**EXERCISE DETAILS:**
Every line that contains the word "ylabel" should be copied out.
#### RECORDS PROVIDED
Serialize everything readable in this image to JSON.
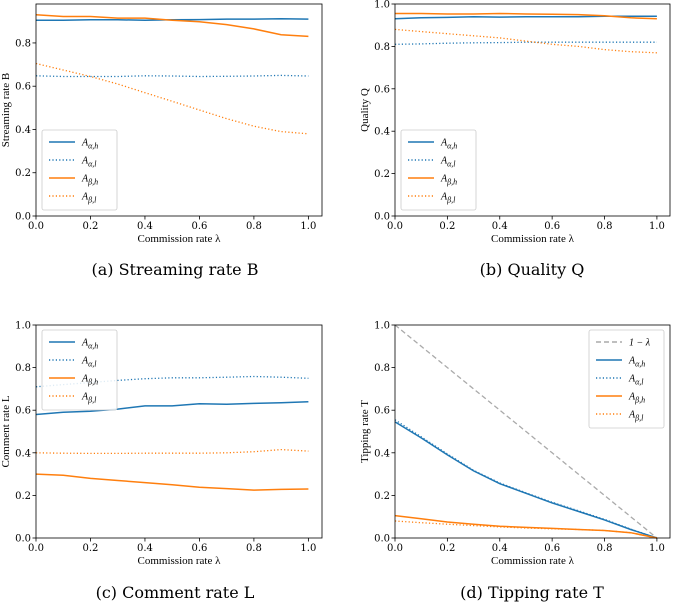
{
  "colors": {
    "blue": "#1f77b4",
    "orange": "#ff7f0e",
    "gray": "#aaaaaa"
  },
  "chart_data": [
    {
      "type": "line",
      "caption": "(a) Streaming rate B",
      "xlabel": "Commission rate λ",
      "ylabel": "Streaming rate B",
      "xlim": [
        0,
        1.05
      ],
      "ylim": [
        0,
        0.98
      ],
      "xticks": [
        0.0,
        0.2,
        0.4,
        0.6,
        0.8,
        1.0
      ],
      "xtick_labels": [
        "0.0",
        "0.2",
        "0.4",
        "0.6",
        "0.8",
        "1.0"
      ],
      "yticks": [
        0,
        0.2,
        0.4,
        0.6,
        0.8
      ],
      "ytick_labels": [
        "0.0",
        "0.2",
        "0.4",
        "0.6",
        "0.8"
      ],
      "legend_position": "lower-left",
      "x": [
        0,
        0.1,
        0.2,
        0.3,
        0.4,
        0.5,
        0.6,
        0.7,
        0.8,
        0.9,
        1.0
      ],
      "series": [
        {
          "name": "Aα,h",
          "color": "blue",
          "style": "solid",
          "values": [
            0.905,
            0.905,
            0.907,
            0.907,
            0.905,
            0.907,
            0.908,
            0.91,
            0.91,
            0.912,
            0.91
          ]
        },
        {
          "name": "Aα,l",
          "color": "blue",
          "style": "dotted",
          "values": [
            0.648,
            0.645,
            0.645,
            0.645,
            0.648,
            0.647,
            0.645,
            0.646,
            0.647,
            0.65,
            0.647
          ]
        },
        {
          "name": "Aβ,h",
          "color": "orange",
          "style": "solid",
          "values": [
            0.93,
            0.922,
            0.922,
            0.915,
            0.915,
            0.905,
            0.898,
            0.885,
            0.865,
            0.838,
            0.83
          ]
        },
        {
          "name": "Aβ,l",
          "color": "orange",
          "style": "dotted",
          "values": [
            0.705,
            0.675,
            0.645,
            0.61,
            0.57,
            0.53,
            0.49,
            0.45,
            0.415,
            0.39,
            0.38
          ]
        }
      ]
    },
    {
      "type": "line",
      "caption": "(b) Quality Q",
      "xlabel": "Commission rate λ",
      "ylabel": "Quality Q",
      "xlim": [
        0,
        1.05
      ],
      "ylim": [
        0,
        1.0
      ],
      "xticks": [
        0.0,
        0.2,
        0.4,
        0.6,
        0.8,
        1.0
      ],
      "xtick_labels": [
        "0.0",
        "0.2",
        "0.4",
        "0.6",
        "0.8",
        "1.0"
      ],
      "yticks": [
        0,
        0.2,
        0.4,
        0.6,
        0.8,
        1.0
      ],
      "ytick_labels": [
        "0.0",
        "0.2",
        "0.4",
        "0.6",
        "0.8",
        "1.0"
      ],
      "legend_position": "lower-left",
      "x": [
        0,
        0.1,
        0.2,
        0.3,
        0.4,
        0.5,
        0.6,
        0.7,
        0.8,
        0.9,
        1.0
      ],
      "series": [
        {
          "name": "Aα,h",
          "color": "blue",
          "style": "solid",
          "values": [
            0.93,
            0.935,
            0.937,
            0.94,
            0.938,
            0.94,
            0.94,
            0.94,
            0.942,
            0.942,
            0.942
          ]
        },
        {
          "name": "Aα,l",
          "color": "blue",
          "style": "dotted",
          "values": [
            0.81,
            0.812,
            0.815,
            0.817,
            0.818,
            0.82,
            0.82,
            0.82,
            0.82,
            0.82,
            0.82
          ]
        },
        {
          "name": "Aβ,h",
          "color": "orange",
          "style": "solid",
          "values": [
            0.955,
            0.955,
            0.953,
            0.953,
            0.955,
            0.953,
            0.952,
            0.95,
            0.945,
            0.935,
            0.93
          ]
        },
        {
          "name": "Aβ,l",
          "color": "orange",
          "style": "dotted",
          "values": [
            0.88,
            0.87,
            0.86,
            0.85,
            0.84,
            0.825,
            0.81,
            0.8,
            0.785,
            0.775,
            0.77
          ]
        }
      ]
    },
    {
      "type": "line",
      "caption": "(c) Comment rate L",
      "xlabel": "Commission rate λ",
      "ylabel": "Comment rate L",
      "xlim": [
        0,
        1.05
      ],
      "ylim": [
        0,
        1.0
      ],
      "xticks": [
        0.0,
        0.2,
        0.4,
        0.6,
        0.8,
        1.0
      ],
      "xtick_labels": [
        "0.0",
        "0.2",
        "0.4",
        "0.6",
        "0.8",
        "1.0"
      ],
      "yticks": [
        0,
        0.2,
        0.4,
        0.6,
        0.8,
        1.0
      ],
      "ytick_labels": [
        "0.0",
        "0.2",
        "0.4",
        "0.6",
        "0.8",
        "1.0"
      ],
      "legend_position": "top-left",
      "x": [
        0,
        0.1,
        0.2,
        0.3,
        0.4,
        0.5,
        0.6,
        0.7,
        0.8,
        0.9,
        1.0
      ],
      "series": [
        {
          "name": "Aα,h",
          "color": "blue",
          "style": "solid",
          "values": [
            0.58,
            0.59,
            0.595,
            0.605,
            0.62,
            0.62,
            0.63,
            0.628,
            0.632,
            0.635,
            0.64
          ]
        },
        {
          "name": "Aα,l",
          "color": "blue",
          "style": "dotted",
          "values": [
            0.71,
            0.72,
            0.73,
            0.74,
            0.748,
            0.752,
            0.752,
            0.755,
            0.758,
            0.755,
            0.75
          ]
        },
        {
          "name": "Aβ,h",
          "color": "orange",
          "style": "solid",
          "values": [
            0.3,
            0.295,
            0.28,
            0.27,
            0.26,
            0.25,
            0.238,
            0.232,
            0.225,
            0.228,
            0.23
          ]
        },
        {
          "name": "Aβ,l",
          "color": "orange",
          "style": "dotted",
          "values": [
            0.4,
            0.398,
            0.397,
            0.397,
            0.398,
            0.398,
            0.398,
            0.4,
            0.405,
            0.415,
            0.408
          ]
        }
      ]
    },
    {
      "type": "line",
      "caption": "(d) Tipping rate T",
      "xlabel": "Commission rate λ",
      "ylabel": "Tipping rate T",
      "xlim": [
        0,
        1.05
      ],
      "ylim": [
        0,
        1.0
      ],
      "xticks": [
        0.0,
        0.2,
        0.4,
        0.6,
        0.8,
        1.0
      ],
      "xtick_labels": [
        "0.0",
        "0.2",
        "0.4",
        "0.6",
        "0.8",
        "1.0"
      ],
      "yticks": [
        0,
        0.2,
        0.4,
        0.6,
        0.8,
        1.0
      ],
      "ytick_labels": [
        "0.0",
        "0.2",
        "0.4",
        "0.6",
        "0.8",
        "1.0"
      ],
      "legend_position": "top-right",
      "x": [
        0,
        0.1,
        0.2,
        0.3,
        0.4,
        0.5,
        0.6,
        0.7,
        0.8,
        0.9,
        1.0
      ],
      "series": [
        {
          "name": "1 − λ",
          "color": "gray",
          "style": "dashed",
          "values": [
            1.0,
            0.9,
            0.8,
            0.7,
            0.6,
            0.5,
            0.4,
            0.3,
            0.2,
            0.1,
            0.0
          ]
        },
        {
          "name": "Aα,h",
          "color": "blue",
          "style": "solid",
          "values": [
            0.545,
            0.47,
            0.39,
            0.315,
            0.255,
            0.21,
            0.165,
            0.125,
            0.085,
            0.04,
            0.0
          ]
        },
        {
          "name": "Aα,l",
          "color": "blue",
          "style": "dotted",
          "values": [
            0.555,
            0.475,
            0.395,
            0.318,
            0.258,
            0.212,
            0.168,
            0.128,
            0.088,
            0.042,
            0.0
          ]
        },
        {
          "name": "Aβ,h",
          "color": "orange",
          "style": "solid",
          "values": [
            0.105,
            0.09,
            0.075,
            0.065,
            0.055,
            0.05,
            0.045,
            0.04,
            0.035,
            0.025,
            0.0
          ]
        },
        {
          "name": "Aβ,l",
          "color": "orange",
          "style": "dotted",
          "values": [
            0.08,
            0.072,
            0.065,
            0.058,
            0.052,
            0.047,
            0.043,
            0.04,
            0.035,
            0.025,
            0.0
          ]
        }
      ]
    }
  ]
}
########
**CORRECT RESPONSE:**
      "ylabel": "Streaming rate B",
      "ylabel": "Quality Q",
      "ylabel": "Comment rate L",
      "ylabel": "Tipping rate T",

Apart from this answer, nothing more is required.